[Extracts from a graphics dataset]
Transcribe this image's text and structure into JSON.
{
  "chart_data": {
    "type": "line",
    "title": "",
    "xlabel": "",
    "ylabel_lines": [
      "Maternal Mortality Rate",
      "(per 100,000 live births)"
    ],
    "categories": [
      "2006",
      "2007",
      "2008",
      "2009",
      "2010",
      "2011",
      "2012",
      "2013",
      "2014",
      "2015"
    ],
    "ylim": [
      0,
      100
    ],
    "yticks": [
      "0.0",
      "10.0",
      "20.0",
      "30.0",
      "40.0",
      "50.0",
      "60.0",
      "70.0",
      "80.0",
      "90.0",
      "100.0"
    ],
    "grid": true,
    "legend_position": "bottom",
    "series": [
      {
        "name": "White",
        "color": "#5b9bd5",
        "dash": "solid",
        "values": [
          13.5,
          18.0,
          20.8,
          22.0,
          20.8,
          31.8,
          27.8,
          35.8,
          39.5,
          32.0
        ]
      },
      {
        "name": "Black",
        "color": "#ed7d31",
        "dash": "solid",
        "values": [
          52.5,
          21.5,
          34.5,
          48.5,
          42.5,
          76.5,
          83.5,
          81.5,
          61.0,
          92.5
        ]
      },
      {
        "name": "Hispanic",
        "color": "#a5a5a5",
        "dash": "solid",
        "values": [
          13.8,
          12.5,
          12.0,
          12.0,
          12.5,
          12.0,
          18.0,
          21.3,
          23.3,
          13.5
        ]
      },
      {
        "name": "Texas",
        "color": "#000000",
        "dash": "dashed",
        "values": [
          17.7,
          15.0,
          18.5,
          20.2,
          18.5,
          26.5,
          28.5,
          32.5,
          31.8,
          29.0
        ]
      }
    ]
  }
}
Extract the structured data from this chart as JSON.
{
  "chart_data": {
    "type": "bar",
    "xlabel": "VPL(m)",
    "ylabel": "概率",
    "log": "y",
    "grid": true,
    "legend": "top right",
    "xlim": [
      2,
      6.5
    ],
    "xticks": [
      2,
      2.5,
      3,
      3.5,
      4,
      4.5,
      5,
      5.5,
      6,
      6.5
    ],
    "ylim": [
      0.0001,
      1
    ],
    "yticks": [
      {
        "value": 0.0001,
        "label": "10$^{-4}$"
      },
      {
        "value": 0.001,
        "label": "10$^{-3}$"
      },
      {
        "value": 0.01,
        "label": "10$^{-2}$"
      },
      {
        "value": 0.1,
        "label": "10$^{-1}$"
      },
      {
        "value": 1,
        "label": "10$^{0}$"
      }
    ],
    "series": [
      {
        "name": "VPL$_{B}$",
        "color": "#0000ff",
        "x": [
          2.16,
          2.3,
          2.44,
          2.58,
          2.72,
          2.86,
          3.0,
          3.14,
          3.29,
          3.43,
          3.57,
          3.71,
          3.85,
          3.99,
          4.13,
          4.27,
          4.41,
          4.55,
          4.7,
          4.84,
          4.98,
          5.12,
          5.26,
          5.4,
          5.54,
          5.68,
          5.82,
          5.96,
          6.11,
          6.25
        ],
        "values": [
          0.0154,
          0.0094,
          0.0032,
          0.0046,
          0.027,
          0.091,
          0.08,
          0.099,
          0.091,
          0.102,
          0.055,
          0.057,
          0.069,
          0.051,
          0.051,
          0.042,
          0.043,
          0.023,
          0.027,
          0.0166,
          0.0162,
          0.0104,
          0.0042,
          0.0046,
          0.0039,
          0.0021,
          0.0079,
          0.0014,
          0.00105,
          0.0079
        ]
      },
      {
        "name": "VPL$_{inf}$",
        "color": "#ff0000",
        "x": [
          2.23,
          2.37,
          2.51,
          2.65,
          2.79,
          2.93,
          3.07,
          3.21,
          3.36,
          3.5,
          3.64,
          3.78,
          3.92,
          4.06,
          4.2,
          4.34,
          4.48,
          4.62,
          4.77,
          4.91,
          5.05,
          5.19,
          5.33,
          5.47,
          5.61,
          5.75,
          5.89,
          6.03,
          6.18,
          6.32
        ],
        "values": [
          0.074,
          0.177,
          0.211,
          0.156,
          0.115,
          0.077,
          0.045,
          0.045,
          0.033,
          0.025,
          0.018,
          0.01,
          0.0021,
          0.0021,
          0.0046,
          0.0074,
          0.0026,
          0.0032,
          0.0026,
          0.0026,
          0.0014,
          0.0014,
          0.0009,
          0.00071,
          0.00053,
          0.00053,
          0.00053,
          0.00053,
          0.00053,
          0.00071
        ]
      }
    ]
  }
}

Do this -
Reply with only the number of lines in the entries that contain the word "color".

Task answer -
6